#### [Working data]
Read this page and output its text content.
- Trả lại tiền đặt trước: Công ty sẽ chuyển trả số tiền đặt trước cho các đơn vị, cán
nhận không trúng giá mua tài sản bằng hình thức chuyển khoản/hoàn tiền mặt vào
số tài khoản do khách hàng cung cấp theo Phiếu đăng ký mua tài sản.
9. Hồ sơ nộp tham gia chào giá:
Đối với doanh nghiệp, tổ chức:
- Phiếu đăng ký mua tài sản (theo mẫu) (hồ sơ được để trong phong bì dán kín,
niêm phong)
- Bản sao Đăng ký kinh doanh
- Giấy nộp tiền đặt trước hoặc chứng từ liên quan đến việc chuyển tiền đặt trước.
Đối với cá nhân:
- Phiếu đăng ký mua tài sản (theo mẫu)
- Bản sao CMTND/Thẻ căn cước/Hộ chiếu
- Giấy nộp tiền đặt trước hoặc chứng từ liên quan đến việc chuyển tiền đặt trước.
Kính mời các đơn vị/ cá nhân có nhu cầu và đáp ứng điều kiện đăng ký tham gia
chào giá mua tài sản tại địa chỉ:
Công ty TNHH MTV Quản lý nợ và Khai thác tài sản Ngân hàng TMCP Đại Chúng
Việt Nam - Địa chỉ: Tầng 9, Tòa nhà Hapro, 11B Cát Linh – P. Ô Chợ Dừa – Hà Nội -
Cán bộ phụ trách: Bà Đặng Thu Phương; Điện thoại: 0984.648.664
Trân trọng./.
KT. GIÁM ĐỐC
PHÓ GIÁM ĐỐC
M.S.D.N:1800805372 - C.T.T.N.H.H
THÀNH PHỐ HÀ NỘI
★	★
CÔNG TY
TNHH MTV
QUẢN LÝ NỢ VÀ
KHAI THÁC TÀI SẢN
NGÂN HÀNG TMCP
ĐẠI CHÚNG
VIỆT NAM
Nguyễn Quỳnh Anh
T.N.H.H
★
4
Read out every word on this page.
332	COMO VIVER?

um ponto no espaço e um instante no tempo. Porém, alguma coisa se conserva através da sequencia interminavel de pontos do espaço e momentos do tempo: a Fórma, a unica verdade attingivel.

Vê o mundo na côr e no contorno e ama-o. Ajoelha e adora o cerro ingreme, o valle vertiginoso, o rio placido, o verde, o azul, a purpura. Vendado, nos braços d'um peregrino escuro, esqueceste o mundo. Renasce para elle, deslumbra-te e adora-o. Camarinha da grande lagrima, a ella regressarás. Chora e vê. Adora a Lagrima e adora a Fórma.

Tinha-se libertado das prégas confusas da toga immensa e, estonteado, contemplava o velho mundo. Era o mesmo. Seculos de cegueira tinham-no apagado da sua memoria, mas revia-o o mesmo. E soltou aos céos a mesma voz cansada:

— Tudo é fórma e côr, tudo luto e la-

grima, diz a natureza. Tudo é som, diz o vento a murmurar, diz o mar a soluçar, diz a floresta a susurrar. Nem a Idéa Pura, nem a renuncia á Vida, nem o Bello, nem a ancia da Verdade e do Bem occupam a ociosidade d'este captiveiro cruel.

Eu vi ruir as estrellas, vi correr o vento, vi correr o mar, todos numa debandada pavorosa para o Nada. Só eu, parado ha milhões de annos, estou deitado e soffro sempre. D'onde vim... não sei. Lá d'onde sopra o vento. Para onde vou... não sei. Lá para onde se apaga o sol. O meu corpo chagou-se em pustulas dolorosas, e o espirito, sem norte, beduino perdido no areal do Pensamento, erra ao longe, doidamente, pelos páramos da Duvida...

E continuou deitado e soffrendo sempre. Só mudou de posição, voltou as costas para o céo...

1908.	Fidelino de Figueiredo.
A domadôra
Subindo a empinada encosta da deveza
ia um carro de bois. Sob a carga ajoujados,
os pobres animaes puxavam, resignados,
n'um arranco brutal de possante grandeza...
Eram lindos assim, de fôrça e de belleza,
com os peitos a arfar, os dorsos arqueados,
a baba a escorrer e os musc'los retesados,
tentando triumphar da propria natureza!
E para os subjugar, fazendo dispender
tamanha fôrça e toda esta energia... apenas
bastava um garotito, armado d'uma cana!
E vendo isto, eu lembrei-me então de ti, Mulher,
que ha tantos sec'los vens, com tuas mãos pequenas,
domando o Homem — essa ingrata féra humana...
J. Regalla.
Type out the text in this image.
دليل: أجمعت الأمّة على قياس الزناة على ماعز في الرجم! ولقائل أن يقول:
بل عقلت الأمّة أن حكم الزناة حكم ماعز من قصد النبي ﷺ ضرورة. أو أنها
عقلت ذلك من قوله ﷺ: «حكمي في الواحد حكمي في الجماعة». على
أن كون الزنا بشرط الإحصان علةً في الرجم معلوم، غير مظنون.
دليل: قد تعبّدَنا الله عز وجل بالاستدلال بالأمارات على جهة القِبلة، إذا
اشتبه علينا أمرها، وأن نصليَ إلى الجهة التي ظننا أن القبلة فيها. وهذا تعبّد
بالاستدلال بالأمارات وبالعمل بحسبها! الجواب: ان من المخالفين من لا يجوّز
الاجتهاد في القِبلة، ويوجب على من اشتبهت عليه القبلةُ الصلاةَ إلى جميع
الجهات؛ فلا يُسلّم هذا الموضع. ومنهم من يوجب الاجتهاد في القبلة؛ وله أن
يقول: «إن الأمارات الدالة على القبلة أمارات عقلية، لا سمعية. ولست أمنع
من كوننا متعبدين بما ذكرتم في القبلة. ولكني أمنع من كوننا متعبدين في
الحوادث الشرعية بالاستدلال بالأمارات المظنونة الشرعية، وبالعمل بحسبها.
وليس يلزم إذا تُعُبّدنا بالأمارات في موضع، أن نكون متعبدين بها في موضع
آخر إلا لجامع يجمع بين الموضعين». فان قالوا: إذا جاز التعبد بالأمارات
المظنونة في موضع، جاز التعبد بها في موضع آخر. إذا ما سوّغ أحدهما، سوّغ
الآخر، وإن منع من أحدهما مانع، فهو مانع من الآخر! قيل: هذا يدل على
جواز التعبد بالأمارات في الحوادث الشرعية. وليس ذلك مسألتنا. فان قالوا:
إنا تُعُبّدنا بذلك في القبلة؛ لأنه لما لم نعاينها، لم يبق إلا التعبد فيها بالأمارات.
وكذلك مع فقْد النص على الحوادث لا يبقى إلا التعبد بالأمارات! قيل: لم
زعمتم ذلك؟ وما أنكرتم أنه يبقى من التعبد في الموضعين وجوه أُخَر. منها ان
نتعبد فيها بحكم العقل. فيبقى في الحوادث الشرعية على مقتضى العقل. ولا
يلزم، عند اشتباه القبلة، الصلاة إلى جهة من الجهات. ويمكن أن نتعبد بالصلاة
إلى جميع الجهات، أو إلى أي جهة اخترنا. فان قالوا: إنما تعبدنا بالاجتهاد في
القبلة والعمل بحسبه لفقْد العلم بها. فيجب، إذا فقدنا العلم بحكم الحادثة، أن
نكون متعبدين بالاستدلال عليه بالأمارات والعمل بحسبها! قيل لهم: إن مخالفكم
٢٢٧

#### [Work required]
Copy out the material word for word and line for line.

#### [Response]
Read this page and output its text content.
- Trả lại tiền đặt trước: Công ty sẽ chuyển trả số tiền đặt trước cho các đơn vị, cán
nhận không trúng giá mua tài sản bằng hình thức chuyển khoản/hoàn tiền mặt vào
số tài khoản do khách hàng cung cấp theo Phiếu đăng ký mua tài sản.
9. Hồ sơ nộp tham gia chào giá:
Đối với doanh nghiệp, tổ chức:
- Phiếu đăng ký mua tài sản (theo mẫu) (hồ sơ được để trong phong bì dán kín,
niêm phong)
- Bản sao Đăng ký kinh doanh
- Giấy nộp tiền đặt trước hoặc chứng từ liên quan đến việc chuyển tiền đặt trước.
Đối với cá nhân:
- Phiếu đăng ký mua tài sản (theo mẫu)
- Bản sao CMTND/Thẻ căn cước/Hộ chiếu
- Giấy nộp tiền đặt trước hoặc chứng từ liên quan đến việc chuyển tiền đặt trước.
Kính mời các đơn vị/ cá nhân có nhu cầu và đáp ứng điều kiện đăng ký tham gia
chào giá mua tài sản tại địa chỉ:
Công ty TNHH MTV Quản lý nợ và Khai thác tài sản Ngân hàng TMCP Đại Chúng
Việt Nam - Địa chỉ: Tầng 9, Tòa nhà Hapro, 11B Cát Linh – P. Ô Chợ Dừa – Hà Nội -
Cán bộ phụ trách: Bà Đặng Thu Phương; Điện thoại: 0984.648.664
Trân trọng./.
KT. GIÁM ĐỐC
PHÓ GIÁM ĐỐC
M.S.D.N:1800805372 - C.T.T.N.H.H
THÀNH PHỐ HÀ NỘI
★	★
CÔNG TY
TNHH MTV
QUẢN LÝ NỢ VÀ
KHAI THÁC TÀI SẢN
NGÂN HÀNG TMCP
ĐẠI CHÚNG
VIỆT NAM
Nguyễn Quỳnh Anh
T.N.H.H
★
4
Read out every word on this page.
332	COMO VIVER?

um ponto no espaço e um instante no tempo. Porém, alguma coisa se conserva através da sequencia interminavel de pontos do espaço e momentos do tempo: a Fórma, a unica verdade attingivel.

Vê o mundo na côr e no contorno e ama-o. Ajoelha e adora o cerro ingreme, o valle vertiginoso, o rio placido, o verde, o azul, a purpura. Vendado, nos braços d'um peregrino escuro, esqueceste o mundo. Renasce para elle, deslumbra-te e adora-o. Camarinha da grande lagrima, a ella regressarás. Chora e vê. Adora a Lagrima e adora a Fórma.

Tinha-se libertado das prégas confusas da toga immensa e, estonteado, contemplava o velho mundo. Era o mesmo. Seculos de cegueira tinham-no apagado da sua memoria, mas revia-o o mesmo. E soltou aos céos a mesma voz cansada:

— Tudo é fórma e côr, tudo luto e la-

grima, diz a natureza. Tudo é som, diz o vento a murmurar, diz o mar a soluçar, diz a floresta a susurrar. Nem a Idéa Pura, nem a renuncia á Vida, nem o Bello, nem a ancia da Verdade e do Bem occupam a ociosidade d'este captiveiro cruel.

Eu vi ruir as estrellas, vi correr o vento, vi correr o mar, todos numa debandada pavorosa para o Nada. Só eu, parado ha milhões de annos, estou deitado e soffro sempre. D'onde vim... não sei. Lá d'onde sopra o vento. Para onde vou... não sei. Lá para onde se apaga o sol. O meu corpo chagou-se em pustulas dolorosas, e o espirito, sem norte, beduino perdido no areal do Pensamento, erra ao longe, doidamente, pelos páramos da Duvida...

E continuou deitado e soffrendo sempre. Só mudou de posição, voltou as costas para o céo...

1908.	Fidelino de Figueiredo.
A domadôra
Subindo a empinada encosta da deveza
ia um carro de bois. Sob a carga ajoujados,
os pobres animaes puxavam, resignados,
n'um arranco brutal de possante grandeza...
Eram lindos assim, de fôrça e de belleza,
com os peitos a arfar, os dorsos arqueados,
a baba a escorrer e os musc'los retesados,
tentando triumphar da propria natureza!
E para os subjugar, fazendo dispender
tamanha fôrça e toda esta energia... apenas
bastava um garotito, armado d'uma cana!
E vendo isto, eu lembrei-me então de ti, Mulher,
que ha tantos sec'los vens, com tuas mãos pequenas,
domando o Homem — essa ingrata féra humana...
J. Regalla.
Type out the text in this image.
دليل: أجمعت الأمّة على قياس الزناة على ماعز في الرجم! ولقائل أن يقول:
بل عقلت الأمّة أن حكم الزناة حكم ماعز من قصد النبي ﷺ ضرورة. أو أنها
عقلت ذلك من قوله ﷺ: «حكمي في الواحد حكمي في الجماعة». على
أن كون الزنا بشرط الإحصان علةً في الرجم معلوم، غير مظنون.
دليل: قد تعبّدَنا الله عز وجل بالاستدلال بالأمارات على جهة القِبلة، إذا
اشتبه علينا أمرها، وأن نصليَ إلى الجهة التي ظننا أن القبلة فيها. وهذا تعبّد
بالاستدلال بالأمارات وبالعمل بحسبها! الجواب: ان من المخالفين من لا يجوّز
الاجتهاد في القِبلة، ويوجب على من اشتبهت عليه القبلةُ الصلاةَ إلى جميع
الجهات؛ فلا يُسلّم هذا الموضع. ومنهم من يوجب الاجتهاد في القبلة؛ وله أن
يقول: «إن الأمارات الدالة على القبلة أمارات عقلية، لا سمعية. ولست أمنع
من كوننا متعبدين بما ذكرتم في القبلة. ولكني أمنع من كوننا متعبدين في
الحوادث الشرعية بالاستدلال بالأمارات المظنونة الشرعية، وبالعمل بحسبها.
وليس يلزم إذا تُعُبّدنا بالأمارات في موضع، أن نكون متعبدين بها في موضع
آخر إلا لجامع يجمع بين الموضعين». فان قالوا: إذا جاز التعبد بالأمارات
المظنونة في موضع، جاز التعبد بها في موضع آخر. إذا ما سوّغ أحدهما، سوّغ
الآخر، وإن منع من أحدهما مانع، فهو مانع من الآخر! قيل: هذا يدل على
جواز التعبد بالأمارات في الحوادث الشرعية. وليس ذلك مسألتنا. فان قالوا:
إنا تُعُبّدنا بذلك في القبلة؛ لأنه لما لم نعاينها، لم يبق إلا التعبد فيها بالأمارات.
وكذلك مع فقْد النص على الحوادث لا يبقى إلا التعبد بالأمارات! قيل: لم
زعمتم ذلك؟ وما أنكرتم أنه يبقى من التعبد في الموضعين وجوه أُخَر. منها ان
نتعبد فيها بحكم العقل. فيبقى في الحوادث الشرعية على مقتضى العقل. ولا
يلزم، عند اشتباه القبلة، الصلاة إلى جهة من الجهات. ويمكن أن نتعبد بالصلاة
إلى جميع الجهات، أو إلى أي جهة اخترنا. فان قالوا: إنما تعبدنا بالاجتهاد في
القبلة والعمل بحسبه لفقْد العلم بها. فيجب، إذا فقدنا العلم بحكم الحادثة، أن
نكون متعبدين بالاستدلال عليه بالأمارات والعمل بحسبها! قيل لهم: إن مخالفكم
٢٢٧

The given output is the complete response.